### What the task requires
Output the records exactly as they appear, with no pictures included.

### Records to process
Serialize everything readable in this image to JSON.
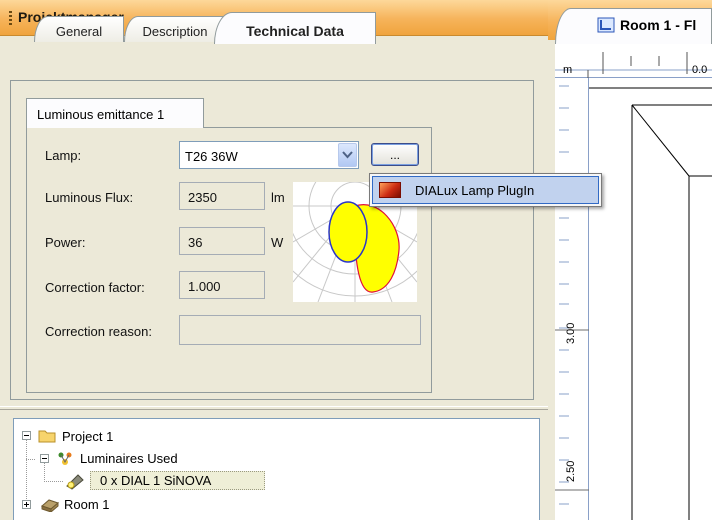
{
  "project_manager": {
    "title": "Projektmanager",
    "tabs": [
      "General",
      "Description",
      "Technical Data"
    ],
    "active_tab": "Technical Data"
  },
  "technical_data": {
    "subtab_label": "Luminous emittance 1",
    "lamp": {
      "label": "Lamp:",
      "value": "T26 36W",
      "browse_label": "..."
    },
    "luminous_flux": {
      "label": "Luminous Flux:",
      "value": "2350",
      "unit": "lm"
    },
    "power": {
      "label": "Power:",
      "value": "36",
      "unit": "W"
    },
    "correction_factor": {
      "label": "Correction factor:",
      "value": "1.000"
    },
    "correction_reason": {
      "label": "Correction reason:",
      "value": ""
    }
  },
  "popup_menu": {
    "items": [
      {
        "label": "DIALux Lamp PlugIn",
        "icon": "plugin-icon"
      }
    ]
  },
  "tree": {
    "items": [
      {
        "label": "Project 1",
        "icon": "folder-icon",
        "expanded": true
      },
      {
        "label": "Luminaires Used",
        "icon": "luminaires-icon",
        "expanded": true
      },
      {
        "label": "0 x DIAL 1 SiNOVA",
        "icon": "luminaire-icon"
      },
      {
        "label": "Room 1",
        "icon": "room-icon",
        "expanded": false
      }
    ]
  },
  "room_view": {
    "tab_label": "Room 1 - Fl",
    "ruler": {
      "unit": "m",
      "top_tick": "0.0",
      "left_ticks": [
        "3.00",
        "2.50"
      ]
    }
  },
  "colors": {
    "header_orange": "#f6b35a",
    "selection_blue": "#c1d2ee",
    "polar_yellow": "#ffff00",
    "polar_red": "#e0103a",
    "polar_blue": "#2a35c8"
  }
}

### Exercise result
Serialize everything readable in this image to JSON.
{
  "project_manager": {
    "title": "Projektmanager",
    "tabs": [
      "General",
      "Description",
      "Technical Data"
    ],
    "active_tab": "Technical Data"
  },
  "technical_data": {
    "subtab_label": "Luminous emittance 1",
    "lamp": {
      "label": "Lamp:",
      "value": "T26 36W",
      "browse_label": "..."
    },
    "luminous_flux": {
      "label": "Luminous Flux:",
      "value": "2350",
      "unit": "lm"
    },
    "power": {
      "label": "Power:",
      "value": "36",
      "unit": "W"
    },
    "correction_factor": {
      "label": "Correction factor:",
      "value": "1.000"
    },
    "correction_reason": {
      "label": "Correction reason:",
      "value": ""
    }
  },
  "popup_menu": {
    "items": [
      {
        "label": "DIALux Lamp PlugIn",
        "icon": "plugin-icon"
      }
    ]
  },
  "tree": {
    "items": [
      {
        "label": "Project 1",
        "icon": "folder-icon",
        "expanded": true
      },
      {
        "label": "Luminaires Used",
        "icon": "luminaires-icon",
        "expanded": true
      },
      {
        "label": "0 x DIAL 1 SiNOVA",
        "icon": "luminaire-icon"
      },
      {
        "label": "Room 1",
        "icon": "room-icon",
        "expanded": false
      }
    ]
  },
  "room_view": {
    "tab_label": "Room 1 - Fl",
    "ruler": {
      "unit": "m",
      "top_tick": "0.0",
      "left_ticks": [
        "3.00",
        "2.50"
      ]
    }
  },
  "colors": {
    "header_orange": "#f6b35a",
    "selection_blue": "#c1d2ee",
    "polar_yellow": "#ffff00",
    "polar_red": "#e0103a",
    "polar_blue": "#2a35c8"
  }
}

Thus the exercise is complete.